[Records about charts and figures]
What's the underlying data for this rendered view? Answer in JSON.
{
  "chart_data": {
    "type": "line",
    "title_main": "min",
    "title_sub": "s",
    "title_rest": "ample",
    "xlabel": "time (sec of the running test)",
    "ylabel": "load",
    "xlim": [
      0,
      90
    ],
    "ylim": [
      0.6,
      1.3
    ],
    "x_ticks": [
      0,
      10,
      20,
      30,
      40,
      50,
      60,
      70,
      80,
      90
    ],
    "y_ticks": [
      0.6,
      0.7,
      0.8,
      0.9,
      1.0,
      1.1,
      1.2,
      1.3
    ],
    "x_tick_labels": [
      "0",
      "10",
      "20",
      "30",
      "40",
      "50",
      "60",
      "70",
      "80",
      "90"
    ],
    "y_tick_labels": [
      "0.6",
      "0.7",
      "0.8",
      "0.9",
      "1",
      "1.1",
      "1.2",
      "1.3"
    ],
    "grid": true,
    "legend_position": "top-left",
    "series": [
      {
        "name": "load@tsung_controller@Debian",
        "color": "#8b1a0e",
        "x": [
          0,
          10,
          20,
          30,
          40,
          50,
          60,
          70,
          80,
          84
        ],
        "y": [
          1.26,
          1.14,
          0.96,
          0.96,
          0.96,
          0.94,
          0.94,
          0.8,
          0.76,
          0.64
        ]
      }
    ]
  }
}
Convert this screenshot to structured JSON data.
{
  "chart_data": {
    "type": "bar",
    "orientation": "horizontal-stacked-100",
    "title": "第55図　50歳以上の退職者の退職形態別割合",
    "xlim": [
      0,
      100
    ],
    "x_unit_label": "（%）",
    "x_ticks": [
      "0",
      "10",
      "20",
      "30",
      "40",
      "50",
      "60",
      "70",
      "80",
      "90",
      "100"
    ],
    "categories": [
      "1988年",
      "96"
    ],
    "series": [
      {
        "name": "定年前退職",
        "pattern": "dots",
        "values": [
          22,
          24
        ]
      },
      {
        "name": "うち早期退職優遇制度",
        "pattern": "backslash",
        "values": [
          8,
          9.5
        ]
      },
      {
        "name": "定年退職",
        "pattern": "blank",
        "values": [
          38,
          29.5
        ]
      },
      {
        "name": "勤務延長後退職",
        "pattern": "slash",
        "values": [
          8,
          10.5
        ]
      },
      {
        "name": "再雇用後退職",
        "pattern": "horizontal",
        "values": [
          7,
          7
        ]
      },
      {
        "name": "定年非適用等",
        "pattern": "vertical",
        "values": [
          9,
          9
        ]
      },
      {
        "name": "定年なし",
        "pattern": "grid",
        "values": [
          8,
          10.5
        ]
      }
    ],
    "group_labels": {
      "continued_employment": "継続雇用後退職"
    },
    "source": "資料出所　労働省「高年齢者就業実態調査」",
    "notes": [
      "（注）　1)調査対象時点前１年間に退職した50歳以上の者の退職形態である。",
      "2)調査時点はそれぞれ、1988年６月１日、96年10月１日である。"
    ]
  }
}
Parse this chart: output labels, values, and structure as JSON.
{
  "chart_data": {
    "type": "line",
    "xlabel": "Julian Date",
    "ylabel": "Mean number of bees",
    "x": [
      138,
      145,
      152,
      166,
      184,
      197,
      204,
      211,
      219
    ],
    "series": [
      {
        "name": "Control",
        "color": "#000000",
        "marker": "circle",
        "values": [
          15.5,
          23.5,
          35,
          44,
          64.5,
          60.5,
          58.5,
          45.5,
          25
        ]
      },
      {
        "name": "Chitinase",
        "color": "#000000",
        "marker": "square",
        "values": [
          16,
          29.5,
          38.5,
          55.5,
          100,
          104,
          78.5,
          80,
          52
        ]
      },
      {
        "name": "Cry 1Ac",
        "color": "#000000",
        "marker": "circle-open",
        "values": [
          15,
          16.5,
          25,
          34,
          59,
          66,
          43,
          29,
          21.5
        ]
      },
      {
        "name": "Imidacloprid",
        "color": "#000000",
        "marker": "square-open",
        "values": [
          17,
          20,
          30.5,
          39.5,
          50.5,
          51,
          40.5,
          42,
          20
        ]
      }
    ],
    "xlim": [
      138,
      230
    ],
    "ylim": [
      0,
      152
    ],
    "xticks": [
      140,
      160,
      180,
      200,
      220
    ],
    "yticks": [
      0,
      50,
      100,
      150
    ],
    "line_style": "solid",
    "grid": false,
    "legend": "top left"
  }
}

Problem requirements: Please repeat all the records above exactly as they appear.

Right answer:
What's the underlying data for this rendered view? Answer in JSON.
{
  "chart_data": {
    "type": "line",
    "title_main": "min",
    "title_sub": "s",
    "title_rest": "ample",
    "xlabel": "time (sec of the running test)",
    "ylabel": "load",
    "xlim": [
      0,
      90
    ],
    "ylim": [
      0.6,
      1.3
    ],
    "x_ticks": [
      0,
      10,
      20,
      30,
      40,
      50,
      60,
      70,
      80,
      90
    ],
    "y_ticks": [
      0.6,
      0.7,
      0.8,
      0.9,
      1.0,
      1.1,
      1.2,
      1.3
    ],
    "x_tick_labels": [
      "0",
      "10",
      "20",
      "30",
      "40",
      "50",
      "60",
      "70",
      "80",
      "90"
    ],
    "y_tick_labels": [
      "0.6",
      "0.7",
      "0.8",
      "0.9",
      "1",
      "1.1",
      "1.2",
      "1.3"
    ],
    "grid": true,
    "legend_position": "top-left",
    "series": [
      {
        "name": "load@tsung_controller@Debian",
        "color": "#8b1a0e",
        "x": [
          0,
          10,
          20,
          30,
          40,
          50,
          60,
          70,
          80,
          84
        ],
        "y": [
          1.26,
          1.14,
          0.96,
          0.96,
          0.96,
          0.94,
          0.94,
          0.8,
          0.76,
          0.64
        ]
      }
    ]
  }
}
Convert this screenshot to structured JSON data.
{
  "chart_data": {
    "type": "bar",
    "orientation": "horizontal-stacked-100",
    "title": "第55図　50歳以上の退職者の退職形態別割合",
    "xlim": [
      0,
      100
    ],
    "x_unit_label": "（%）",
    "x_ticks": [
      "0",
      "10",
      "20",
      "30",
      "40",
      "50",
      "60",
      "70",
      "80",
      "90",
      "100"
    ],
    "categories": [
      "1988年",
      "96"
    ],
    "series": [
      {
        "name": "定年前退職",
        "pattern": "dots",
        "values": [
          22,
          24
        ]
      },
      {
        "name": "うち早期退職優遇制度",
        "pattern": "backslash",
        "values": [
          8,
          9.5
        ]
      },
      {
        "name": "定年退職",
        "pattern": "blank",
        "values": [
          38,
          29.5
        ]
      },
      {
        "name": "勤務延長後退職",
        "pattern": "slash",
        "values": [
          8,
          10.5
        ]
      },
      {
        "name": "再雇用後退職",
        "pattern": "horizontal",
        "values": [
          7,
          7
        ]
      },
      {
        "name": "定年非適用等",
        "pattern": "vertical",
        "values": [
          9,
          9
        ]
      },
      {
        "name": "定年なし",
        "pattern": "grid",
        "values": [
          8,
          10.5
        ]
      }
    ],
    "group_labels": {
      "continued_employment": "継続雇用後退職"
    },
    "source": "資料出所　労働省「高年齢者就業実態調査」",
    "notes": [
      "（注）　1)調査対象時点前１年間に退職した50歳以上の者の退職形態である。",
      "2)調査時点はそれぞれ、1988年６月１日、96年10月１日である。"
    ]
  }
}
Parse this chart: output labels, values, and structure as JSON.
{
  "chart_data": {
    "type": "line",
    "xlabel": "Julian Date",
    "ylabel": "Mean number of bees",
    "x": [
      138,
      145,
      152,
      166,
      184,
      197,
      204,
      211,
      219
    ],
    "series": [
      {
        "name": "Control",
        "color": "#000000",
        "marker": "circle",
        "values": [
          15.5,
          23.5,
          35,
          44,
          64.5,
          60.5,
          58.5,
          45.5,
          25
        ]
      },
      {
        "name": "Chitinase",
        "color": "#000000",
        "marker": "square",
        "values": [
          16,
          29.5,
          38.5,
          55.5,
          100,
          104,
          78.5,
          80,
          52
        ]
      },
      {
        "name": "Cry 1Ac",
        "color": "#000000",
        "marker": "circle-open",
        "values": [
          15,
          16.5,
          25,
          34,
          59,
          66,
          43,
          29,
          21.5
        ]
      },
      {
        "name": "Imidacloprid",
        "color": "#000000",
        "marker": "square-open",
        "values": [
          17,
          20,
          30.5,
          39.5,
          50.5,
          51,
          40.5,
          42,
          20
        ]
      }
    ],
    "xlim": [
      138,
      230
    ],
    "ylim": [
      0,
      152
    ],
    "xticks": [
      140,
      160,
      180,
      200,
      220
    ],
    "yticks": [
      0,
      50,
      100,
      150
    ],
    "line_style": "solid",
    "grid": false,
    "legend": "top left"
  }
}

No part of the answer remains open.